— START OF Exercise material —

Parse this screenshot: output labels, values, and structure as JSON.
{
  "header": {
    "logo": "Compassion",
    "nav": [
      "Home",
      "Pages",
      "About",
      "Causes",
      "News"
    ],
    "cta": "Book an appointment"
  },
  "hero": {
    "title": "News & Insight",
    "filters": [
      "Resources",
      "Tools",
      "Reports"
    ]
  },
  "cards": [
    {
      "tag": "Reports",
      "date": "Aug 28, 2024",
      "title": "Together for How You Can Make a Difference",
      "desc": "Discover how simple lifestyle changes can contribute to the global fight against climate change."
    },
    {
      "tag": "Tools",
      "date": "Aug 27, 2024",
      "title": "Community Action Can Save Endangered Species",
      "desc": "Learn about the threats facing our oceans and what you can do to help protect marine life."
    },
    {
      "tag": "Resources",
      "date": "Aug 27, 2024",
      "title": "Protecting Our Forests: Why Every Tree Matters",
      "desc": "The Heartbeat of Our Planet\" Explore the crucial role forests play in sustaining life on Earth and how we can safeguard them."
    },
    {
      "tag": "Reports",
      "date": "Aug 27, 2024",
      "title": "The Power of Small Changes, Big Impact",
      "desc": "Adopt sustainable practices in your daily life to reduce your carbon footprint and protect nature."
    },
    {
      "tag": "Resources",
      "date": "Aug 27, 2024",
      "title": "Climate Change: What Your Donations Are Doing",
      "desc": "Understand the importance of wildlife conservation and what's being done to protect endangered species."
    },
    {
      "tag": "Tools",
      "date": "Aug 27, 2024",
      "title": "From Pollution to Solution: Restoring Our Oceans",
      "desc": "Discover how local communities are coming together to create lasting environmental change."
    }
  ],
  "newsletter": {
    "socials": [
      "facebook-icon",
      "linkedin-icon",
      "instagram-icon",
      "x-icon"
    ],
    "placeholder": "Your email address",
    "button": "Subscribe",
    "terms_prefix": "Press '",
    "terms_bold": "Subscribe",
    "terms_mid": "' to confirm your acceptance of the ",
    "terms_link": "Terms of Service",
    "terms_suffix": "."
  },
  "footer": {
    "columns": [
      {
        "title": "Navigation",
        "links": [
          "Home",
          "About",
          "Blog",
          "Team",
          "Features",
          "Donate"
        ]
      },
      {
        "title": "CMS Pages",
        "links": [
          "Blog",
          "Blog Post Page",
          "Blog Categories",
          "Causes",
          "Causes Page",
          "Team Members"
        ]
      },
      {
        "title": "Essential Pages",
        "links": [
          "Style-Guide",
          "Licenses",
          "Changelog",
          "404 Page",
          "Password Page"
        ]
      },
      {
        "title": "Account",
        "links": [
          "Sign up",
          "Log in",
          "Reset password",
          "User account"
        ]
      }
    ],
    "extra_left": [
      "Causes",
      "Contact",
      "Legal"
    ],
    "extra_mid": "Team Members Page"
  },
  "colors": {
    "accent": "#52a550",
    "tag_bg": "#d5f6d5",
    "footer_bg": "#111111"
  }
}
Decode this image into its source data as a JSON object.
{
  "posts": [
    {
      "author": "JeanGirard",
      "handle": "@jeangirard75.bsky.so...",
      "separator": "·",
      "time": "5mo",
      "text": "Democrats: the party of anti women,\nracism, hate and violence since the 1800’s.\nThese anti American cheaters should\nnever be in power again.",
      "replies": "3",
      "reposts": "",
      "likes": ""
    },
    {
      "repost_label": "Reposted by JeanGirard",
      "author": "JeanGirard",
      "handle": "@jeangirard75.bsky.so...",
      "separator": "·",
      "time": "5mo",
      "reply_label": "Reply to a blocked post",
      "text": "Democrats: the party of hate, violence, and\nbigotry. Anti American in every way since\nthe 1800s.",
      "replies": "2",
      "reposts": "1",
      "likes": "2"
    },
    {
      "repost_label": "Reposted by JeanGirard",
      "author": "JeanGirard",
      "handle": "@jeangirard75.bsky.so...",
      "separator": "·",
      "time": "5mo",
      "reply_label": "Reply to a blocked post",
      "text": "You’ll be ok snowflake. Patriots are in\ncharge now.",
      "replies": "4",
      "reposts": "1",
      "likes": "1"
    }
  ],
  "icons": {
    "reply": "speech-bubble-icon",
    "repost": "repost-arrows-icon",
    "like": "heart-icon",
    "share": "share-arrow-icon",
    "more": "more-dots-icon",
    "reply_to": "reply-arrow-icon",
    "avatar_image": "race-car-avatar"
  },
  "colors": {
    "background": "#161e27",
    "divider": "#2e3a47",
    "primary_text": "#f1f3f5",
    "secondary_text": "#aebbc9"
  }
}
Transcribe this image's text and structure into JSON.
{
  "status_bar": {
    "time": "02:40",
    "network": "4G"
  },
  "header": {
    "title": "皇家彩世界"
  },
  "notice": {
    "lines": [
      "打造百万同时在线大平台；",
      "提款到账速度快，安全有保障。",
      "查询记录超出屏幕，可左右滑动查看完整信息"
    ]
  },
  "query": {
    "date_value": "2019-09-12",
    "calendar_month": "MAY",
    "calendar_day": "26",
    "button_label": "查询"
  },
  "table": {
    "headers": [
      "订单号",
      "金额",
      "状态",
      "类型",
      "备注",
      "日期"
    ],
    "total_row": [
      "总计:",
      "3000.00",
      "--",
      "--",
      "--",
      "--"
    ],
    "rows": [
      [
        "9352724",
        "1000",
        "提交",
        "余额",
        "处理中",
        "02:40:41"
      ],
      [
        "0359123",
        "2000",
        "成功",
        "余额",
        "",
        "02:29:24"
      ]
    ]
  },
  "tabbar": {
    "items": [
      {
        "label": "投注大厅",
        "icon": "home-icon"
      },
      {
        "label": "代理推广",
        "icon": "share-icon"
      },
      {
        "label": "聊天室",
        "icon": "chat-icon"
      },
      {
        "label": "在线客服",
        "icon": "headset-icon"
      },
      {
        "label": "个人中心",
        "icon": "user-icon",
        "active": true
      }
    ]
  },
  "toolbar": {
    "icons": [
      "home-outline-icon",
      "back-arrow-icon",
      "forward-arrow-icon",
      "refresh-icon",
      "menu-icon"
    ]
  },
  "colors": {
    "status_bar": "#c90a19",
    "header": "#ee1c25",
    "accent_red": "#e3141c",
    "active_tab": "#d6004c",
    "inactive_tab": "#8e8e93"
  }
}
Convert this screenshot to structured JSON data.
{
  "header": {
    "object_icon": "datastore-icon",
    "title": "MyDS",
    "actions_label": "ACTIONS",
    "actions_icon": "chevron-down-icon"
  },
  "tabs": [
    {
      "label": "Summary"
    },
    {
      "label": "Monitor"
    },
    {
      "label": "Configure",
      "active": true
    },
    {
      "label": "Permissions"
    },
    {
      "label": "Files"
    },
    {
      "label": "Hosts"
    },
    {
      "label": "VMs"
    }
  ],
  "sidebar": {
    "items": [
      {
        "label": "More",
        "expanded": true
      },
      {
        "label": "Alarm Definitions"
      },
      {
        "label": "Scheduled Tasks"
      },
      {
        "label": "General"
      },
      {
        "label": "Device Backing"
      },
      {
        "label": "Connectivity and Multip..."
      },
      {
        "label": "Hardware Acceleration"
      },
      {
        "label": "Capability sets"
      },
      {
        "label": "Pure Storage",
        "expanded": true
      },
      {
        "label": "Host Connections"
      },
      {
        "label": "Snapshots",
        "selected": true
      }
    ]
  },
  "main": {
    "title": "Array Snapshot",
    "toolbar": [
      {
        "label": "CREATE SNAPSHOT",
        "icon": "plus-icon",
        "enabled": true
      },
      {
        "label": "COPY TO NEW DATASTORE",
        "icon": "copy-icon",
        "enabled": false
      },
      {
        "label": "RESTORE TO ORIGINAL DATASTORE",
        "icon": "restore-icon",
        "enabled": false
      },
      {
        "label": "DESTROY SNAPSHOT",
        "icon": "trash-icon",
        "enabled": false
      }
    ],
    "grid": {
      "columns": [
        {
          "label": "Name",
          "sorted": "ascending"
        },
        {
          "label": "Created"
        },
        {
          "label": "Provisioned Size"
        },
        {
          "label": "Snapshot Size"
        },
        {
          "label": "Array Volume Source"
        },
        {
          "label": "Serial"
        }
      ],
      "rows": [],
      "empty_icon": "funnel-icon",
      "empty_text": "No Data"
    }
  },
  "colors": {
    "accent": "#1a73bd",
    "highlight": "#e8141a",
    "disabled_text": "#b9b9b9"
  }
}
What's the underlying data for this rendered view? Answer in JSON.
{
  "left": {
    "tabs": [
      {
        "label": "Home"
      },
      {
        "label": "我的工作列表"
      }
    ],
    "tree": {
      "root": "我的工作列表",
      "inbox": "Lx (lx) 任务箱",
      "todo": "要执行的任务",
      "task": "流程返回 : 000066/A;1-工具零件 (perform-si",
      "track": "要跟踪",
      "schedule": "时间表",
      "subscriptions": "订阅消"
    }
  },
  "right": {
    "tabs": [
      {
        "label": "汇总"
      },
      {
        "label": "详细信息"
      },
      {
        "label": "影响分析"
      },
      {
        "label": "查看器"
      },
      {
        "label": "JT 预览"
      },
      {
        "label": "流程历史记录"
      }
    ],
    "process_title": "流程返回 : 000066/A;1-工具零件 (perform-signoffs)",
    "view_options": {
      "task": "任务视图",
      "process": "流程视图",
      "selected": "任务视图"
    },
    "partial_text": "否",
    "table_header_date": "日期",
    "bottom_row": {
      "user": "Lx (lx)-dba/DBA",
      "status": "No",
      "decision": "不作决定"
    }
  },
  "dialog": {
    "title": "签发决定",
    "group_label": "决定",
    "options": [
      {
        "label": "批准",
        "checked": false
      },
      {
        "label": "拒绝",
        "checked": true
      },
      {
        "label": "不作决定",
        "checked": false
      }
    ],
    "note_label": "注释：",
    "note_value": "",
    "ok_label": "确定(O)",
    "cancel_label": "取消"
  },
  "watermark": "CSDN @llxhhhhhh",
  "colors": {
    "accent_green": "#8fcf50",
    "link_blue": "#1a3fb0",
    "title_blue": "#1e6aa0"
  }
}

— END OF Exercise material —

[What to do]
Check the records above line by line and tally those holding the string "Pages". Answer with the number only.

[Response below]
3